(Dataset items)
######

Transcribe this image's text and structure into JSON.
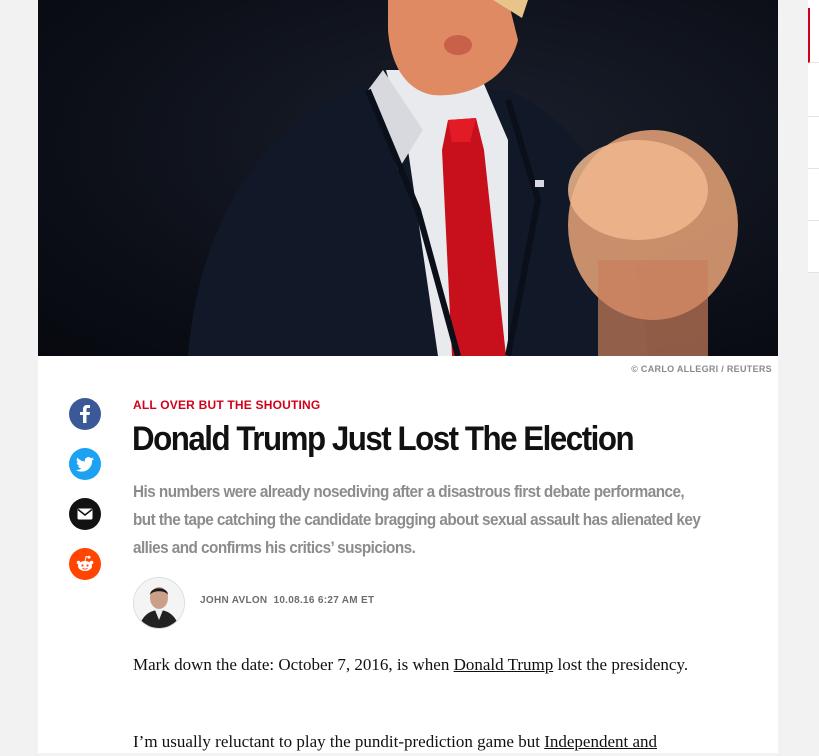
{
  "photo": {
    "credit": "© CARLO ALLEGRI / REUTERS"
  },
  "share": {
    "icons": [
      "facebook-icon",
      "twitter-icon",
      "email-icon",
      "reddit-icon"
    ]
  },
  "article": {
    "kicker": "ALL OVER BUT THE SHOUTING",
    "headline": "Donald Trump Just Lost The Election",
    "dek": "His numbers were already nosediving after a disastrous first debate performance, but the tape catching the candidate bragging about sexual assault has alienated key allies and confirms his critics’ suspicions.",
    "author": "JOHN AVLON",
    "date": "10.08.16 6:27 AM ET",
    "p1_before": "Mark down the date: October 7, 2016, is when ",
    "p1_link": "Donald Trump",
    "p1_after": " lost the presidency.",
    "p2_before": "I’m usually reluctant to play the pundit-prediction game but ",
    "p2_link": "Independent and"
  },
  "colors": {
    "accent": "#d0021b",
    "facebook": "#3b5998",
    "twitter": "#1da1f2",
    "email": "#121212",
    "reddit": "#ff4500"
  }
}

######

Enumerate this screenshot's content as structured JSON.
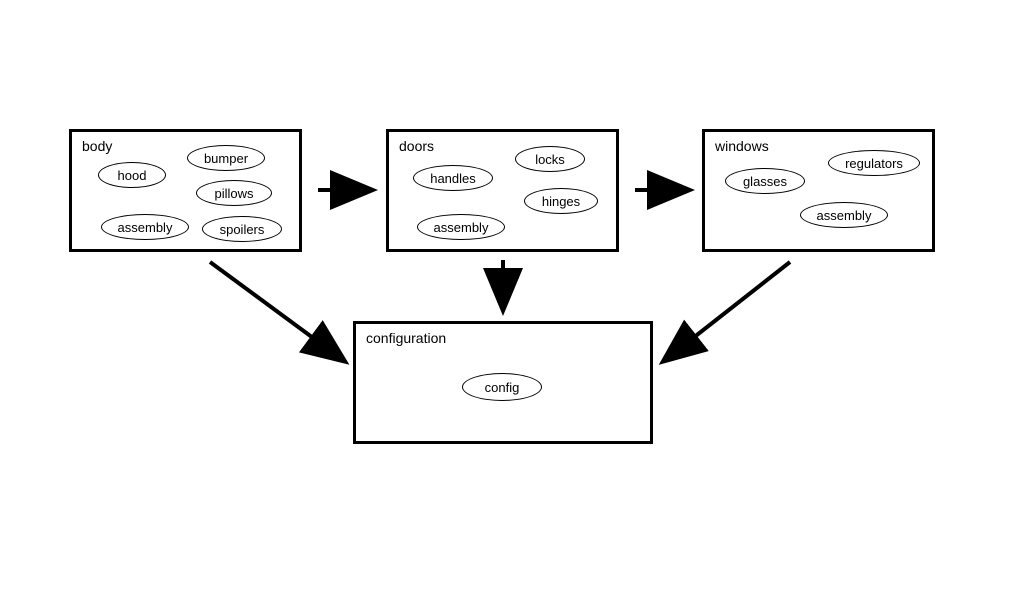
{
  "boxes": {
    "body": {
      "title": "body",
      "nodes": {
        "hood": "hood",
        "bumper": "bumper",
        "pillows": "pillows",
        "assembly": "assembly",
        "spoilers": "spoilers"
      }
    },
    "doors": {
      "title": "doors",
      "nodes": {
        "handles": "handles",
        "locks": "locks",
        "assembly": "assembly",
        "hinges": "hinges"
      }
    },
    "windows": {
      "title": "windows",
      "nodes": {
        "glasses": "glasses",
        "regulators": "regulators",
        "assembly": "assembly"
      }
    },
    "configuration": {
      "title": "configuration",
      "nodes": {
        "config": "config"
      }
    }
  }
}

######

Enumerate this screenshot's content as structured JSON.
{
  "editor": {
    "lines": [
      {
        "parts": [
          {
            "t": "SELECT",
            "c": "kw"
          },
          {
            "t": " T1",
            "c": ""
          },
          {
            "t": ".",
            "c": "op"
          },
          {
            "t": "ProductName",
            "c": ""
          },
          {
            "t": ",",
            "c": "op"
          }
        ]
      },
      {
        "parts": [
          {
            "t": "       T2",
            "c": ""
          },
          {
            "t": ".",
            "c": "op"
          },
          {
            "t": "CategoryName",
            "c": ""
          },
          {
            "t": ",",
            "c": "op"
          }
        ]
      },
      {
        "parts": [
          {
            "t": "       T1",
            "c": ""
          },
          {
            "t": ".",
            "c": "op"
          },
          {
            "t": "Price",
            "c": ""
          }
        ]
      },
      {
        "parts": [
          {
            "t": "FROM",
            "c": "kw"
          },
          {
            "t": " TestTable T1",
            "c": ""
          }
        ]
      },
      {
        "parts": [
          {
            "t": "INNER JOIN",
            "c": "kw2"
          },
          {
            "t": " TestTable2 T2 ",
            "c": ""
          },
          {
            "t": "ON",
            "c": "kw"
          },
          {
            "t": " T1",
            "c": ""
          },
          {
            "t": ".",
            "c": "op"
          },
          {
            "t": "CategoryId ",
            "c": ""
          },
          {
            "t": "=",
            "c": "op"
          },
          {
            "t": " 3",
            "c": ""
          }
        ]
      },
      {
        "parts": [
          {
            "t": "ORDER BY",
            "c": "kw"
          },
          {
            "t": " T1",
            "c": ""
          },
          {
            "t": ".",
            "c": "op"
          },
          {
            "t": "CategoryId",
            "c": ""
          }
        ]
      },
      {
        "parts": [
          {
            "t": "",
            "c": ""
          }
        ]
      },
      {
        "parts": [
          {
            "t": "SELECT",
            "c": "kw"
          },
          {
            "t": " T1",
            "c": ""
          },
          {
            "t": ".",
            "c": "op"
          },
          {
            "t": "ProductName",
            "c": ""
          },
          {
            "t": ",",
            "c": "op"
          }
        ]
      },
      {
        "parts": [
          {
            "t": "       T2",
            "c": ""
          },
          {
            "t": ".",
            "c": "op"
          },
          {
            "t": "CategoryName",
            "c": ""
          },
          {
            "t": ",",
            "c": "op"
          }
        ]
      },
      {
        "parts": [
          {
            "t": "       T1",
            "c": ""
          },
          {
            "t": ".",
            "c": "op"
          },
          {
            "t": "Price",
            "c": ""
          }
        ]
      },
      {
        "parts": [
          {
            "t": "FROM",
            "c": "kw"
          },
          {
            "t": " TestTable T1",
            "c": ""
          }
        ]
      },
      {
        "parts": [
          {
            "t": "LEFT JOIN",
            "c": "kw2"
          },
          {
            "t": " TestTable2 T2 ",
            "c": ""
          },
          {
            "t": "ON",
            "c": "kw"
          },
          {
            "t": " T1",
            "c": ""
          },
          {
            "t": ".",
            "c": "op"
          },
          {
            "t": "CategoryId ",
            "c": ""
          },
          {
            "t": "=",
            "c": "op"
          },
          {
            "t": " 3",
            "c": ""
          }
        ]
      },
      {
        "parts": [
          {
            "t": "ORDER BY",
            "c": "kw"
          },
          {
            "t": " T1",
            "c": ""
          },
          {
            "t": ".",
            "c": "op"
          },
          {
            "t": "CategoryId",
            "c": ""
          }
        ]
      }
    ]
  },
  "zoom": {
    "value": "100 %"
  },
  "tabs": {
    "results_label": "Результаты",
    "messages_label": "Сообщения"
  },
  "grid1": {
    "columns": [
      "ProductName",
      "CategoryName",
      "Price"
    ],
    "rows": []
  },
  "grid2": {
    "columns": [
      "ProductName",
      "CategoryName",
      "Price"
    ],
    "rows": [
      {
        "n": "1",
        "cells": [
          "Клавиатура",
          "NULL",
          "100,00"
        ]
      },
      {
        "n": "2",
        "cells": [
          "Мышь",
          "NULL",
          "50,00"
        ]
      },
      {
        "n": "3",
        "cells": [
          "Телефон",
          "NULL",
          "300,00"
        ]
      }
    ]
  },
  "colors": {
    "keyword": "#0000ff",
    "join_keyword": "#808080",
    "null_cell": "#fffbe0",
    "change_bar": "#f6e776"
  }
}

######

**Problem**
Check each line above for the word "Donald" and copy the ones that have it.

**Solved problem**
    "headline": "Donald Trump Just Lost The Election",
    "p1_link": "Donald Trump",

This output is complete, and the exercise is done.